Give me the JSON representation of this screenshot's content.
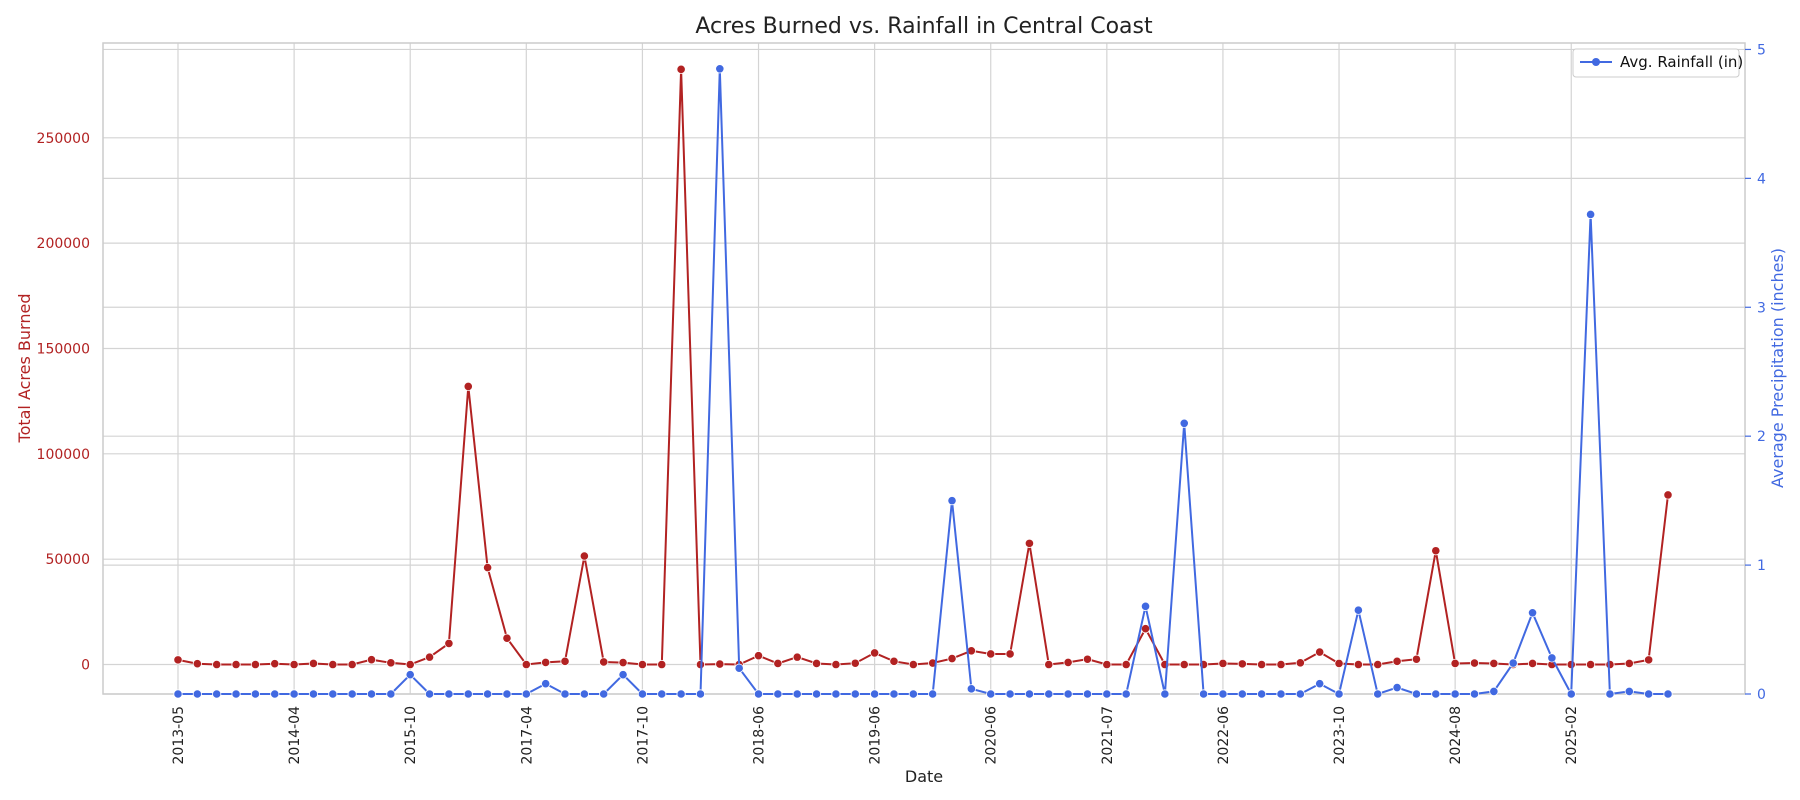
{
  "chart_data": {
    "type": "line",
    "title": "Acres Burned vs. Rainfall in Central Coast",
    "xlabel": "Date",
    "ylabel_left": "Total Acres Burned",
    "ylabel_right": "Average Precipitation (inches)",
    "left_ylim": [
      -14000,
      295000
    ],
    "right_ylim": [
      0,
      5.05
    ],
    "left_ticks": [
      0,
      50000,
      100000,
      150000,
      200000,
      250000
    ],
    "right_ticks": [
      0,
      1,
      2,
      3,
      4,
      5
    ],
    "x_ticks": [
      {
        "i": 0,
        "label": "2013-05"
      },
      {
        "i": 6,
        "label": "2014-04"
      },
      {
        "i": 12,
        "label": "2015-10"
      },
      {
        "i": 18,
        "label": "2017-04"
      },
      {
        "i": 24,
        "label": "2017-10"
      },
      {
        "i": 30,
        "label": "2018-06"
      },
      {
        "i": 36,
        "label": "2019-06"
      },
      {
        "i": 42,
        "label": "2020-06"
      },
      {
        "i": 48,
        "label": "2021-07"
      },
      {
        "i": 54,
        "label": "2022-06"
      },
      {
        "i": 60,
        "label": "2023-10"
      },
      {
        "i": 66,
        "label": "2024-08"
      },
      {
        "i": 72,
        "label": "2025-02"
      }
    ],
    "grid": true,
    "legend_position": "top-right",
    "series": [
      {
        "name": "Acres Burned",
        "axis": "left",
        "color": "#b22222",
        "values": [
          2200,
          400,
          0,
          0,
          0,
          400,
          0,
          500,
          0,
          0,
          2300,
          800,
          0,
          3500,
          10000,
          132000,
          46000,
          12500,
          0,
          1000,
          1500,
          51500,
          1200,
          900,
          0,
          0,
          282500,
          0,
          200,
          0,
          4200,
          500,
          3500,
          500,
          0,
          600,
          5500,
          1500,
          0,
          700,
          2800,
          6500,
          5000,
          5000,
          57500,
          0,
          1000,
          2500,
          0,
          0,
          17000,
          0,
          0,
          0,
          500,
          300,
          0,
          0,
          800,
          5900,
          500,
          0,
          0,
          1500,
          2500,
          54000,
          500,
          700,
          500,
          0,
          500,
          0,
          0,
          0,
          0,
          500,
          2200,
          80500
        ]
      },
      {
        "name": "Avg. Rainfall (in)",
        "axis": "right",
        "color": "#4169e1",
        "values": [
          0,
          0,
          0,
          0,
          0,
          0,
          0,
          0,
          0,
          0,
          0,
          0,
          0.15,
          0,
          0,
          0,
          0,
          0,
          0,
          0.08,
          0,
          0,
          0,
          0.15,
          0,
          0,
          0,
          0,
          4.85,
          0.2,
          0,
          0,
          0,
          0,
          0,
          0,
          0,
          0,
          0,
          0,
          1.5,
          0.04,
          0,
          0,
          0,
          0,
          0,
          0,
          0,
          0,
          0.68,
          0,
          2.1,
          0,
          0,
          0,
          0,
          0,
          0,
          0.08,
          0,
          0.65,
          0,
          0.05,
          0,
          0,
          0,
          0,
          0.02,
          0.24,
          0.63,
          0.28,
          0,
          3.72,
          0,
          0.02,
          0,
          0
        ]
      }
    ]
  },
  "legend": {
    "label": "Avg. Rainfall (in)"
  }
}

************

▶ _Task requirements_: Leave out the pictures and give the listing above again exactly.

▶ _Result below_:
Give me the JSON representation of this screenshot's content.
{
  "chart_data": {
    "type": "line",
    "title": "Acres Burned vs. Rainfall in Central Coast",
    "xlabel": "Date",
    "ylabel_left": "Total Acres Burned",
    "ylabel_right": "Average Precipitation (inches)",
    "left_ylim": [
      -14000,
      295000
    ],
    "right_ylim": [
      0,
      5.05
    ],
    "left_ticks": [
      0,
      50000,
      100000,
      150000,
      200000,
      250000
    ],
    "right_ticks": [
      0,
      1,
      2,
      3,
      4,
      5
    ],
    "x_ticks": [
      {
        "i": 0,
        "label": "2013-05"
      },
      {
        "i": 6,
        "label": "2014-04"
      },
      {
        "i": 12,
        "label": "2015-10"
      },
      {
        "i": 18,
        "label": "2017-04"
      },
      {
        "i": 24,
        "label": "2017-10"
      },
      {
        "i": 30,
        "label": "2018-06"
      },
      {
        "i": 36,
        "label": "2019-06"
      },
      {
        "i": 42,
        "label": "2020-06"
      },
      {
        "i": 48,
        "label": "2021-07"
      },
      {
        "i": 54,
        "label": "2022-06"
      },
      {
        "i": 60,
        "label": "2023-10"
      },
      {
        "i": 66,
        "label": "2024-08"
      },
      {
        "i": 72,
        "label": "2025-02"
      }
    ],
    "grid": true,
    "legend_position": "top-right",
    "series": [
      {
        "name": "Acres Burned",
        "axis": "left",
        "color": "#b22222",
        "values": [
          2200,
          400,
          0,
          0,
          0,
          400,
          0,
          500,
          0,
          0,
          2300,
          800,
          0,
          3500,
          10000,
          132000,
          46000,
          12500,
          0,
          1000,
          1500,
          51500,
          1200,
          900,
          0,
          0,
          282500,
          0,
          200,
          0,
          4200,
          500,
          3500,
          500,
          0,
          600,
          5500,
          1500,
          0,
          700,
          2800,
          6500,
          5000,
          5000,
          57500,
          0,
          1000,
          2500,
          0,
          0,
          17000,
          0,
          0,
          0,
          500,
          300,
          0,
          0,
          800,
          5900,
          500,
          0,
          0,
          1500,
          2500,
          54000,
          500,
          700,
          500,
          0,
          500,
          0,
          0,
          0,
          0,
          500,
          2200,
          80500
        ]
      },
      {
        "name": "Avg. Rainfall (in)",
        "axis": "right",
        "color": "#4169e1",
        "values": [
          0,
          0,
          0,
          0,
          0,
          0,
          0,
          0,
          0,
          0,
          0,
          0,
          0.15,
          0,
          0,
          0,
          0,
          0,
          0,
          0.08,
          0,
          0,
          0,
          0.15,
          0,
          0,
          0,
          0,
          4.85,
          0.2,
          0,
          0,
          0,
          0,
          0,
          0,
          0,
          0,
          0,
          0,
          1.5,
          0.04,
          0,
          0,
          0,
          0,
          0,
          0,
          0,
          0,
          0.68,
          0,
          2.1,
          0,
          0,
          0,
          0,
          0,
          0,
          0.08,
          0,
          0.65,
          0,
          0.05,
          0,
          0,
          0,
          0,
          0.02,
          0.24,
          0.63,
          0.28,
          0,
          3.72,
          0,
          0.02,
          0,
          0
        ]
      }
    ]
  },
  "legend": {
    "label": "Avg. Rainfall (in)"
  }
}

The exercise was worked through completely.